• **What you should do**:
Extract the full set of records that follows, word for word.

• **Material to process**:
** begin **
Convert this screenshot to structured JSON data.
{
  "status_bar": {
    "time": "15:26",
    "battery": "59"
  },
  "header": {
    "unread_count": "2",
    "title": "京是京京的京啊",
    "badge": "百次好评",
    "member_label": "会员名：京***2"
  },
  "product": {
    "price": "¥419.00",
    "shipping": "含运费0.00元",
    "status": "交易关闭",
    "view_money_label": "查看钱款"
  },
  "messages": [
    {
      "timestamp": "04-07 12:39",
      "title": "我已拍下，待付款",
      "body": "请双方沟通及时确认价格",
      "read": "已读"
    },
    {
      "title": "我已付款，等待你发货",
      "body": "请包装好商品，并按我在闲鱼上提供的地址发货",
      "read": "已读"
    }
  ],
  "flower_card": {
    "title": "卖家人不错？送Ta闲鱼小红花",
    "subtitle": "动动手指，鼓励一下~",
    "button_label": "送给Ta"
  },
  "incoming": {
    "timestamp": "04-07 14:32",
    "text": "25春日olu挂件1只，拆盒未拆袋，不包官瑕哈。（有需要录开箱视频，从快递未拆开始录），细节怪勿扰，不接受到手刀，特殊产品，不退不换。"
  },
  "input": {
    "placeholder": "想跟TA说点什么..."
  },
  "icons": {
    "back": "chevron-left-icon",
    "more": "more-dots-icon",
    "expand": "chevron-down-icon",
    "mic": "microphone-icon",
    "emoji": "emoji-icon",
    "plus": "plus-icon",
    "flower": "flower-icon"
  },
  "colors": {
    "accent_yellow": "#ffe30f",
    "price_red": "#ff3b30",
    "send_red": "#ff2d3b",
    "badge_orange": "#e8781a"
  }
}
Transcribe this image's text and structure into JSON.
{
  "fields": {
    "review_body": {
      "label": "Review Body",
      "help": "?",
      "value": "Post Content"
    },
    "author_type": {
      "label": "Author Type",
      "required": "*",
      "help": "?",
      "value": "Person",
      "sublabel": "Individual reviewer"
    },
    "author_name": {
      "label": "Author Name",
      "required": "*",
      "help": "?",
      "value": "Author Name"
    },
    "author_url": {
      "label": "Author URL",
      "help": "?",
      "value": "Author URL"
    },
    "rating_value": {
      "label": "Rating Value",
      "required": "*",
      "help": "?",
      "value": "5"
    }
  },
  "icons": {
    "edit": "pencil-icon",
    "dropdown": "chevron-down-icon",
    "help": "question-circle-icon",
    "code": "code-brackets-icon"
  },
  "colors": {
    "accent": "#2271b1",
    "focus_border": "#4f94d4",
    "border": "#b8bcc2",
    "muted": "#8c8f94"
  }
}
** end **
• **Result below**:
Convert this screenshot to structured JSON data.
{
  "status_bar": {
    "time": "15:26",
    "battery": "59"
  },
  "header": {
    "unread_count": "2",
    "title": "京是京京的京啊",
    "badge": "百次好评",
    "member_label": "会员名：京***2"
  },
  "product": {
    "price": "¥419.00",
    "shipping": "含运费0.00元",
    "status": "交易关闭",
    "view_money_label": "查看钱款"
  },
  "messages": [
    {
      "timestamp": "04-07 12:39",
      "title": "我已拍下，待付款",
      "body": "请双方沟通及时确认价格",
      "read": "已读"
    },
    {
      "title": "我已付款，等待你发货",
      "body": "请包装好商品，并按我在闲鱼上提供的地址发货",
      "read": "已读"
    }
  ],
  "flower_card": {
    "title": "卖家人不错？送Ta闲鱼小红花",
    "subtitle": "动动手指，鼓励一下~",
    "button_label": "送给Ta"
  },
  "incoming": {
    "timestamp": "04-07 14:32",
    "text": "25春日olu挂件1只，拆盒未拆袋，不包官瑕哈。（有需要录开箱视频，从快递未拆开始录），细节怪勿扰，不接受到手刀，特殊产品，不退不换。"
  },
  "input": {
    "placeholder": "想跟TA说点什么..."
  },
  "icons": {
    "back": "chevron-left-icon",
    "more": "more-dots-icon",
    "expand": "chevron-down-icon",
    "mic": "microphone-icon",
    "emoji": "emoji-icon",
    "plus": "plus-icon",
    "flower": "flower-icon"
  },
  "colors": {
    "accent_yellow": "#ffe30f",
    "price_red": "#ff3b30",
    "send_red": "#ff2d3b",
    "badge_orange": "#e8781a"
  }
}
Transcribe this image's text and structure into JSON.
{
  "fields": {
    "review_body": {
      "label": "Review Body",
      "help": "?",
      "value": "Post Content"
    },
    "author_type": {
      "label": "Author Type",
      "required": "*",
      "help": "?",
      "value": "Person",
      "sublabel": "Individual reviewer"
    },
    "author_name": {
      "label": "Author Name",
      "required": "*",
      "help": "?",
      "value": "Author Name"
    },
    "author_url": {
      "label": "Author URL",
      "help": "?",
      "value": "Author URL"
    },
    "rating_value": {
      "label": "Rating Value",
      "required": "*",
      "help": "?",
      "value": "5"
    }
  },
  "icons": {
    "edit": "pencil-icon",
    "dropdown": "chevron-down-icon",
    "help": "question-circle-icon",
    "code": "code-brackets-icon"
  },
  "colors": {
    "accent": "#2271b1",
    "focus_border": "#4f94d4",
    "border": "#b8bcc2",
    "muted": "#8c8f94"
  }
}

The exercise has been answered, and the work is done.